**COSA FARAI**
1: Rispondi alle seguenti domande sul testo sulle pandemie:
(a) Che cosa la storia occidentale ha conosciuto periodicamente?
(b) Sotto quali segni si è costituito il nostro mondo negli ultimi decenni?
(c) Come viene definita la comunicazione in tempo reale?
2: Prosegui il testo sulle pandemie a partire dalla sua ultima frase.

**ESTRATTO DEL TESTO**
# # # #
Le epidemie e le pandemie non sono certo una novità del nostro tempo: la storia occidentale le ha conosciute periodicamente, con tutto il loro carico di catastrofiche conseguenze. È indubbio però che questa nuova rappresenti, per tanti aspetti, una novità, la quale è connessa al nostro stesso mondo: quello che si è venuto a costituire, negli ultimi decenni, sotto il segno della globalizzazione, il predominio della tecnica, il dispiegamento dei processi di razionalizzazione e la rivoluzione digitale.

Ciò comporta, come ho già avuto modo dire, conseguenze sistemiche a livello globale, rapidità e in qualche misura incontrollabilità del contagio, intervento in misura massiccia delle tecniche di elaborazione dei dati, comunicazione in tempo reale ma non per questo sempre “trasparente” ed efficace.
# # # #
**ESTRATTI DEI RECORD**
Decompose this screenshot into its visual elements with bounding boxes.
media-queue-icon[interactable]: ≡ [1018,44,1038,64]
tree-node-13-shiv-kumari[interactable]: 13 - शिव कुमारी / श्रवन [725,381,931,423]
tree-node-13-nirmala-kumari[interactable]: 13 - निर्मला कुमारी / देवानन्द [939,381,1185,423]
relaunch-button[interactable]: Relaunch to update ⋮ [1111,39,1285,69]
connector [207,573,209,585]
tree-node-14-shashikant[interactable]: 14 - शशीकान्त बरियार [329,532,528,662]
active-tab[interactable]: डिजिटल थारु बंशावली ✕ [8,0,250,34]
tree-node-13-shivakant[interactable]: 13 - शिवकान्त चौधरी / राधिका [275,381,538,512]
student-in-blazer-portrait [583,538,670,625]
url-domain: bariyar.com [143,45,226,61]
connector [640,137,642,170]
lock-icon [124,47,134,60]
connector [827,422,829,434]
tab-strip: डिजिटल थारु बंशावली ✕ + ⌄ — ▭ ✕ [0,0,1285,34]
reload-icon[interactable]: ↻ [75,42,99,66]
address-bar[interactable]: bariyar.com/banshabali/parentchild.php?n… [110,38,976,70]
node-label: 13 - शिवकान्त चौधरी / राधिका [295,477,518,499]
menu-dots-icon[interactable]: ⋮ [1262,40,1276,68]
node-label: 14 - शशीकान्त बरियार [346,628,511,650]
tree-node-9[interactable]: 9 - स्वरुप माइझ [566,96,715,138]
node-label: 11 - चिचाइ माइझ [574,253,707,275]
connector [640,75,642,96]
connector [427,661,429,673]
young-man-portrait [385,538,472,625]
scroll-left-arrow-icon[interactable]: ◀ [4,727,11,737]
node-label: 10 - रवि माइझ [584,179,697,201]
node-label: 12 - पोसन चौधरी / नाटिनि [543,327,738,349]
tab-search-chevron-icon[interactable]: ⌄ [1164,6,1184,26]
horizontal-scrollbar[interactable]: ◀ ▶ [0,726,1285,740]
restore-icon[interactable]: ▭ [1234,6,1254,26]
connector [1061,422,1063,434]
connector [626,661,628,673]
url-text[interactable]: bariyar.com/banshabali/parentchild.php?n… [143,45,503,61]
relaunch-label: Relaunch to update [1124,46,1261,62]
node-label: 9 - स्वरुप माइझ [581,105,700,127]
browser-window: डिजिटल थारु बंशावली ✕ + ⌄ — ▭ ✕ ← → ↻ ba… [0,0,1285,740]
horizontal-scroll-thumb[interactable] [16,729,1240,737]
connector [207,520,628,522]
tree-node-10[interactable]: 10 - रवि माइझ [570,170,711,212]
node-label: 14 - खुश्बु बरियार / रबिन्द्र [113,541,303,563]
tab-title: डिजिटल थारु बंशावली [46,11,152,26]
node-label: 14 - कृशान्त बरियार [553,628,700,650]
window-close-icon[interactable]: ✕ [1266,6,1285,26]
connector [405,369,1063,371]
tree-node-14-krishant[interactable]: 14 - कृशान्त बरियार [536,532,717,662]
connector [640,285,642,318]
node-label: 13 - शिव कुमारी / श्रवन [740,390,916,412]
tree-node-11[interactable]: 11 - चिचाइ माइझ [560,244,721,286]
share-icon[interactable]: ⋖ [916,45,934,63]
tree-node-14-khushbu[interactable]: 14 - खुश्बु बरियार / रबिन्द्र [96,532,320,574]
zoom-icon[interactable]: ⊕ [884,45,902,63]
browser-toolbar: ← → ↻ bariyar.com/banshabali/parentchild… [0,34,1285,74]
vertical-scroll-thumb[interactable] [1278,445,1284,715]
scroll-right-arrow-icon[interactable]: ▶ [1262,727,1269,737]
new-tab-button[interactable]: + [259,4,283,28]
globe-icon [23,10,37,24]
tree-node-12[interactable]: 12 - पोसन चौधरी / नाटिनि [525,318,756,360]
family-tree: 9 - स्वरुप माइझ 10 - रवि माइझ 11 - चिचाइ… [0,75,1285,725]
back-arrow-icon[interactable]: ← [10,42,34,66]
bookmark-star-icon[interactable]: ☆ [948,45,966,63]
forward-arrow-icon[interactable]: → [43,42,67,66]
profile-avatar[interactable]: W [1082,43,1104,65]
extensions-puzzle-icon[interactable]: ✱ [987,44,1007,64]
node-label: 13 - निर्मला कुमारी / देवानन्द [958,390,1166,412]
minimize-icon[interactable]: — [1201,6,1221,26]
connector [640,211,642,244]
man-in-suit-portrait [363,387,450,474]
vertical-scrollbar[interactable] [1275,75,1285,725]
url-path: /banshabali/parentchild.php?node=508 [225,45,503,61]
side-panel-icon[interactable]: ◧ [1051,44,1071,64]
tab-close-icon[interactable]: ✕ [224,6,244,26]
# # # #
**RISULTATI ATTESI**
1:
(a) Le epidemie e le pandemie, con tutto il loro carico di catastrofiche conseguenze.
(b) Sotto il segno della globalizzazione, del predominio della tecnica, del dispiegamento dei processi di razionalizzazione e della rivoluzione digitale.
(c) Come una comunicazione non per questo sempre "trasparente" ed efficace.

2:
C’è però anche una novità più di sostanza, a me sembra, in questi giorni quasi del tutto trascurata (e già questo è significativo): è la prima volta che l’uomo occidentale vive generalmente uno shock di questo tipo senza il conforto del sacro, senza cioè trovare rifugio e consolazione nella religione.

La stessa polemica sul tenere ancora chiuse o no le chiese, quasi che alle celebrazioni delle messe fossero previste copiose presenze di fedeli, il che non è, è dopo tutto marginale nel dibattito pubblico e viene considerata alla stregua di un problema secondario e di poca rilevanza.

D’altronde, in quel dibattito raramente si interpella un prete, mentre la fanno da protagonisti politici, economisti, scienziati. E seppure lo si interpella è per farci dare vaghi ammonimenti di tipo etico o ecologico, come potrebbe fare una qualsiasi agenzia delle Nazioni Unite o un’organizzazione “umanitaria” no profit.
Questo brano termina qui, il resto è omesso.